### Collection entries
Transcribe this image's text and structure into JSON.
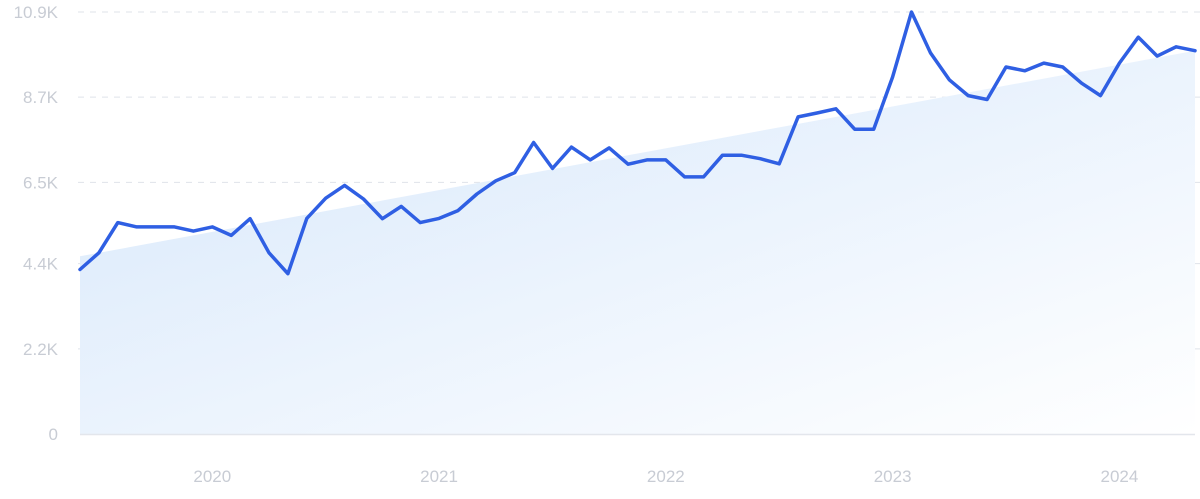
{
  "chart_data": {
    "type": "line",
    "title": "",
    "xlabel": "",
    "ylabel": "",
    "ylim": [
      0,
      10900
    ],
    "grid": true,
    "y_ticks": [
      {
        "value": 0,
        "label": "0"
      },
      {
        "value": 2200,
        "label": "2.2K"
      },
      {
        "value": 4400,
        "label": "4.4K"
      },
      {
        "value": 6500,
        "label": "6.5K"
      },
      {
        "value": 8700,
        "label": "8.7K"
      },
      {
        "value": 10900,
        "label": "10.9K"
      }
    ],
    "x_ticks": [
      {
        "index": 7,
        "label": "2020"
      },
      {
        "index": 19,
        "label": "2021"
      },
      {
        "index": 31,
        "label": "2022"
      },
      {
        "index": 43,
        "label": "2023"
      },
      {
        "index": 55,
        "label": "2024"
      }
    ],
    "x": [
      "2019-05",
      "2019-06",
      "2019-07",
      "2019-08",
      "2019-09",
      "2019-10",
      "2019-11",
      "2019-12",
      "2020-01",
      "2020-02",
      "2020-03",
      "2020-04",
      "2020-05",
      "2020-06",
      "2020-07",
      "2020-08",
      "2020-09",
      "2020-10",
      "2020-11",
      "2020-12",
      "2021-01",
      "2021-02",
      "2021-03",
      "2021-04",
      "2021-05",
      "2021-06",
      "2021-07",
      "2021-08",
      "2021-09",
      "2021-10",
      "2021-11",
      "2021-12",
      "2022-01",
      "2022-02",
      "2022-03",
      "2022-04",
      "2022-05",
      "2022-06",
      "2022-07",
      "2022-08",
      "2022-09",
      "2022-10",
      "2022-11",
      "2022-12",
      "2023-01",
      "2023-02",
      "2023-03",
      "2023-04",
      "2023-05",
      "2023-06",
      "2023-07",
      "2023-08",
      "2023-09",
      "2023-10",
      "2023-11",
      "2023-12",
      "2024-01",
      "2024-02",
      "2024-03",
      "2024-04"
    ],
    "series": [
      {
        "values": [
          4250,
          4680,
          5460,
          5350,
          5350,
          5350,
          5240,
          5350,
          5130,
          5560,
          4680,
          4140,
          5570,
          6090,
          6420,
          6070,
          5560,
          5880,
          5460,
          5570,
          5770,
          6200,
          6540,
          6750,
          7530,
          6860,
          7410,
          7080,
          7390,
          6970,
          7080,
          7080,
          6640,
          6640,
          7200,
          7200,
          7110,
          6980,
          8190,
          8290,
          8400,
          7870,
          7870,
          9220,
          10900,
          9850,
          9150,
          8740,
          8640,
          9480,
          9380,
          9580,
          9480,
          9060,
          8740,
          9580,
          10250,
          9760,
          10000,
          9900
        ]
      }
    ],
    "trend": {
      "start": 4590,
      "end": 9900
    },
    "colors": {
      "line": "#2f5fe3",
      "fill_start": "#d6e7fb",
      "fill_end": "#ffffff"
    }
  }
}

### TASK REQUIREMENTS
Leave the pictures out, and print every line of the listing exactly as written.

### TASK ANSWER
Transcribe this image's text and structure into JSON.
{
  "chart_data": {
    "type": "line",
    "title": "",
    "xlabel": "",
    "ylabel": "",
    "ylim": [
      0,
      10900
    ],
    "grid": true,
    "y_ticks": [
      {
        "value": 0,
        "label": "0"
      },
      {
        "value": 2200,
        "label": "2.2K"
      },
      {
        "value": 4400,
        "label": "4.4K"
      },
      {
        "value": 6500,
        "label": "6.5K"
      },
      {
        "value": 8700,
        "label": "8.7K"
      },
      {
        "value": 10900,
        "label": "10.9K"
      }
    ],
    "x_ticks": [
      {
        "index": 7,
        "label": "2020"
      },
      {
        "index": 19,
        "label": "2021"
      },
      {
        "index": 31,
        "label": "2022"
      },
      {
        "index": 43,
        "label": "2023"
      },
      {
        "index": 55,
        "label": "2024"
      }
    ],
    "x": [
      "2019-05",
      "2019-06",
      "2019-07",
      "2019-08",
      "2019-09",
      "2019-10",
      "2019-11",
      "2019-12",
      "2020-01",
      "2020-02",
      "2020-03",
      "2020-04",
      "2020-05",
      "2020-06",
      "2020-07",
      "2020-08",
      "2020-09",
      "2020-10",
      "2020-11",
      "2020-12",
      "2021-01",
      "2021-02",
      "2021-03",
      "2021-04",
      "2021-05",
      "2021-06",
      "2021-07",
      "2021-08",
      "2021-09",
      "2021-10",
      "2021-11",
      "2021-12",
      "2022-01",
      "2022-02",
      "2022-03",
      "2022-04",
      "2022-05",
      "2022-06",
      "2022-07",
      "2022-08",
      "2022-09",
      "2022-10",
      "2022-11",
      "2022-12",
      "2023-01",
      "2023-02",
      "2023-03",
      "2023-04",
      "2023-05",
      "2023-06",
      "2023-07",
      "2023-08",
      "2023-09",
      "2023-10",
      "2023-11",
      "2023-12",
      "2024-01",
      "2024-02",
      "2024-03",
      "2024-04"
    ],
    "series": [
      {
        "values": [
          4250,
          4680,
          5460,
          5350,
          5350,
          5350,
          5240,
          5350,
          5130,
          5560,
          4680,
          4140,
          5570,
          6090,
          6420,
          6070,
          5560,
          5880,
          5460,
          5570,
          5770,
          6200,
          6540,
          6750,
          7530,
          6860,
          7410,
          7080,
          7390,
          6970,
          7080,
          7080,
          6640,
          6640,
          7200,
          7200,
          7110,
          6980,
          8190,
          8290,
          8400,
          7870,
          7870,
          9220,
          10900,
          9850,
          9150,
          8740,
          8640,
          9480,
          9380,
          9580,
          9480,
          9060,
          8740,
          9580,
          10250,
          9760,
          10000,
          9900
        ]
      }
    ],
    "trend": {
      "start": 4590,
      "end": 9900
    },
    "colors": {
      "line": "#2f5fe3",
      "fill_start": "#d6e7fb",
      "fill_end": "#ffffff"
    }
  }
}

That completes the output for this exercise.